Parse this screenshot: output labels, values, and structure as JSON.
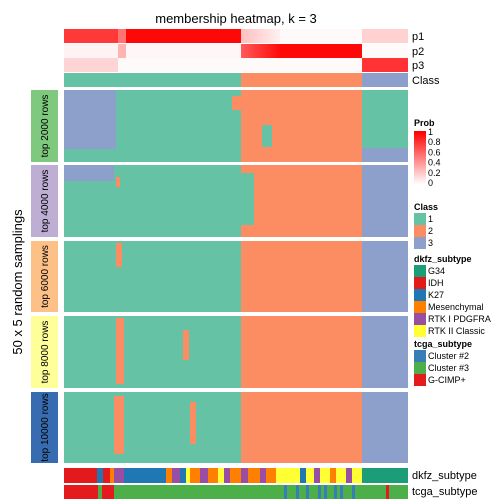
{
  "chart_data": {
    "type": "heatmap",
    "title": "membership heatmap, k = 3",
    "ylabel": "50 x 5 random samplings",
    "colors": {
      "class": {
        "1": "#66C2A5",
        "2": "#FC8D62",
        "3": "#8DA0CB"
      },
      "prob_low": "#FFFFFF",
      "prob_high": "#FF0000",
      "row_groups": [
        "#7FC97F",
        "#BEAED4",
        "#FDC086",
        "#FFFF99",
        "#386CB0"
      ],
      "dkfz": {
        "G34": "#1B9E77",
        "IDH": "#E31A1C",
        "K27": "#1F78B4",
        "Mesenchymal": "#FF7F00",
        "RTK I PDGFRA": "#984EA3",
        "RTK II Classic": "#FFFF33"
      },
      "tcga": {
        "Cluster #2": "#377EB8",
        "Cluster #3": "#4DAF4A",
        "G-CIMP+": "#E41A1C"
      }
    },
    "top_track_labels": [
      "p1",
      "p2",
      "p3",
      "Class"
    ],
    "bottom_track_labels": [
      "dkfz_subtype",
      "tcga_subtype"
    ],
    "row_groups": [
      {
        "label": "top 2000 rows"
      },
      {
        "label": "top 4000 rows"
      },
      {
        "label": "top 6000 rows"
      },
      {
        "label": "top 8000 rows"
      },
      {
        "label": "top 10000 rows"
      }
    ],
    "legends": {
      "prob": {
        "title": "Prob",
        "ticks": [
          "1",
          "0.8",
          "0.6",
          "0.4",
          "0.2",
          "0"
        ]
      },
      "class": {
        "title": "Class",
        "entries": [
          "1",
          "2",
          "3"
        ]
      },
      "dkfz": {
        "title": "dkfz_subtype",
        "entries": [
          "G34",
          "IDH",
          "K27",
          "Mesenchymal",
          "RTK I PDGFRA",
          "RTK II Classic"
        ]
      },
      "tcga": {
        "title": "tcga_subtype",
        "entries": [
          "Cluster #2",
          "Cluster #3",
          "G-CIMP+"
        ]
      }
    }
  }
}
----------------
Leave out the pictures and retype every line above exactly.

Parse this screenshot: output labels, values, and structure as JSON.
{
  "chart_data": {
    "type": "heatmap",
    "title": "membership heatmap, k = 3",
    "ylabel": "50 x 5 random samplings",
    "colors": {
      "class": {
        "1": "#66C2A5",
        "2": "#FC8D62",
        "3": "#8DA0CB"
      },
      "prob_low": "#FFFFFF",
      "prob_high": "#FF0000",
      "row_groups": [
        "#7FC97F",
        "#BEAED4",
        "#FDC086",
        "#FFFF99",
        "#386CB0"
      ],
      "dkfz": {
        "G34": "#1B9E77",
        "IDH": "#E31A1C",
        "K27": "#1F78B4",
        "Mesenchymal": "#FF7F00",
        "RTK I PDGFRA": "#984EA3",
        "RTK II Classic": "#FFFF33"
      },
      "tcga": {
        "Cluster #2": "#377EB8",
        "Cluster #3": "#4DAF4A",
        "G-CIMP+": "#E41A1C"
      }
    },
    "top_track_labels": [
      "p1",
      "p2",
      "p3",
      "Class"
    ],
    "bottom_track_labels": [
      "dkfz_subtype",
      "tcga_subtype"
    ],
    "row_groups": [
      {
        "label": "top 2000 rows"
      },
      {
        "label": "top 4000 rows"
      },
      {
        "label": "top 6000 rows"
      },
      {
        "label": "top 8000 rows"
      },
      {
        "label": "top 10000 rows"
      }
    ],
    "legends": {
      "prob": {
        "title": "Prob",
        "ticks": [
          "1",
          "0.8",
          "0.6",
          "0.4",
          "0.2",
          "0"
        ]
      },
      "class": {
        "title": "Class",
        "entries": [
          "1",
          "2",
          "3"
        ]
      },
      "dkfz": {
        "title": "dkfz_subtype",
        "entries": [
          "G34",
          "IDH",
          "K27",
          "Mesenchymal",
          "RTK I PDGFRA",
          "RTK II Classic"
        ]
      },
      "tcga": {
        "title": "tcga_subtype",
        "entries": [
          "Cluster #2",
          "Cluster #3",
          "G-CIMP+"
        ]
      }
    }
  }
}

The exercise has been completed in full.